Instruction = Below are records to repeat exactly. Omit the pictures from the copy.

Provided records =
·····

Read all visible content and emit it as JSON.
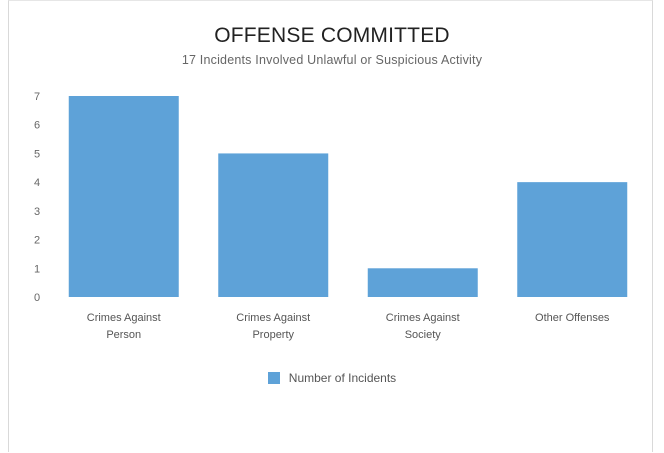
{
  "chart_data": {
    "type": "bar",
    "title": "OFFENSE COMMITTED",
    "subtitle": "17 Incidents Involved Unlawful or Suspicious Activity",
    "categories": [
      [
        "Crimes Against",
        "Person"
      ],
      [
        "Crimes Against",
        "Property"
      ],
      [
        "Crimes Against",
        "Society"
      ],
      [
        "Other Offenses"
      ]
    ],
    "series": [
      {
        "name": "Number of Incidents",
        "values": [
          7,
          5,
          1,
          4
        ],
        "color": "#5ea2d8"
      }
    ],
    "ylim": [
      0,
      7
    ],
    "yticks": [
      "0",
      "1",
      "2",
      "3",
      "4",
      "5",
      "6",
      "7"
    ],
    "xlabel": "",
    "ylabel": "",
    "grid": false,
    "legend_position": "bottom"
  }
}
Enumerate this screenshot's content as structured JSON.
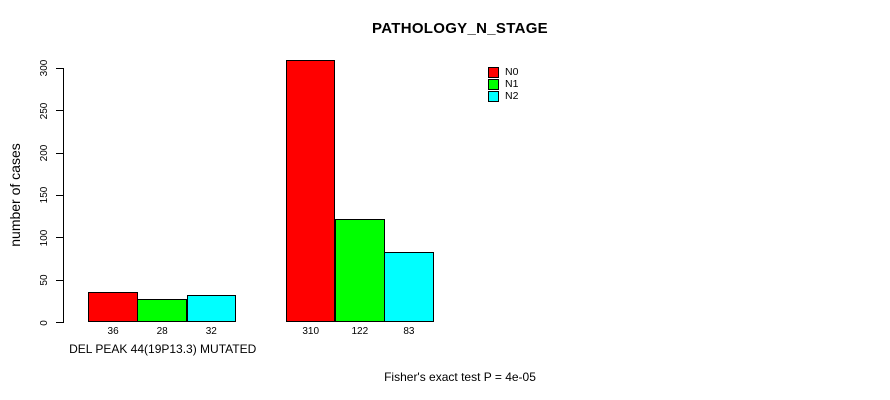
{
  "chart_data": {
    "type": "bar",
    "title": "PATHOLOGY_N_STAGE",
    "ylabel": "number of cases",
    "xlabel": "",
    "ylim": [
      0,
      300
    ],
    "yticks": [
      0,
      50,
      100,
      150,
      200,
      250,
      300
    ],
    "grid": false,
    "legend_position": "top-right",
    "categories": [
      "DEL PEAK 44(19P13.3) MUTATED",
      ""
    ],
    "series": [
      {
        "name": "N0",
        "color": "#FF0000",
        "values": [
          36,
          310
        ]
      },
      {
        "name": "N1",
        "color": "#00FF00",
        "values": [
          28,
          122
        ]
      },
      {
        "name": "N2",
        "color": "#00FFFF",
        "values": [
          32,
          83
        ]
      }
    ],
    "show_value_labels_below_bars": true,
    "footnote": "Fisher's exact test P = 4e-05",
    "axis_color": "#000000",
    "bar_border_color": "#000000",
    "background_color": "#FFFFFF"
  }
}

·····

The reply =
Read all visible content and emit it as JSON.
{
  "chart_data": {
    "type": "bar",
    "title": "OFFENSE COMMITTED",
    "subtitle": "17 Incidents Involved Unlawful or Suspicious Activity",
    "categories": [
      [
        "Crimes Against",
        "Person"
      ],
      [
        "Crimes Against",
        "Property"
      ],
      [
        "Crimes Against",
        "Society"
      ],
      [
        "Other Offenses"
      ]
    ],
    "series": [
      {
        "name": "Number of Incidents",
        "values": [
          7,
          5,
          1,
          4
        ],
        "color": "#5ea2d8"
      }
    ],
    "ylim": [
      0,
      7
    ],
    "yticks": [
      "0",
      "1",
      "2",
      "3",
      "4",
      "5",
      "6",
      "7"
    ],
    "xlabel": "",
    "ylabel": "",
    "grid": false,
    "legend_position": "bottom"
  }
}
Enumerate this screenshot's content as structured JSON.
{
  "chart_data": {
    "type": "bar",
    "title": "PATHOLOGY_N_STAGE",
    "ylabel": "number of cases",
    "xlabel": "",
    "ylim": [
      0,
      300
    ],
    "yticks": [
      0,
      50,
      100,
      150,
      200,
      250,
      300
    ],
    "grid": false,
    "legend_position": "top-right",
    "categories": [
      "DEL PEAK 44(19P13.3) MUTATED",
      ""
    ],
    "series": [
      {
        "name": "N0",
        "color": "#FF0000",
        "values": [
          36,
          310
        ]
      },
      {
        "name": "N1",
        "color": "#00FF00",
        "values": [
          28,
          122
        ]
      },
      {
        "name": "N2",
        "color": "#00FFFF",
        "values": [
          32,
          83
        ]
      }
    ],
    "show_value_labels_below_bars": true,
    "footnote": "Fisher's exact test P = 4e-05",
    "axis_color": "#000000",
    "bar_border_color": "#000000",
    "background_color": "#FFFFFF"
  }
}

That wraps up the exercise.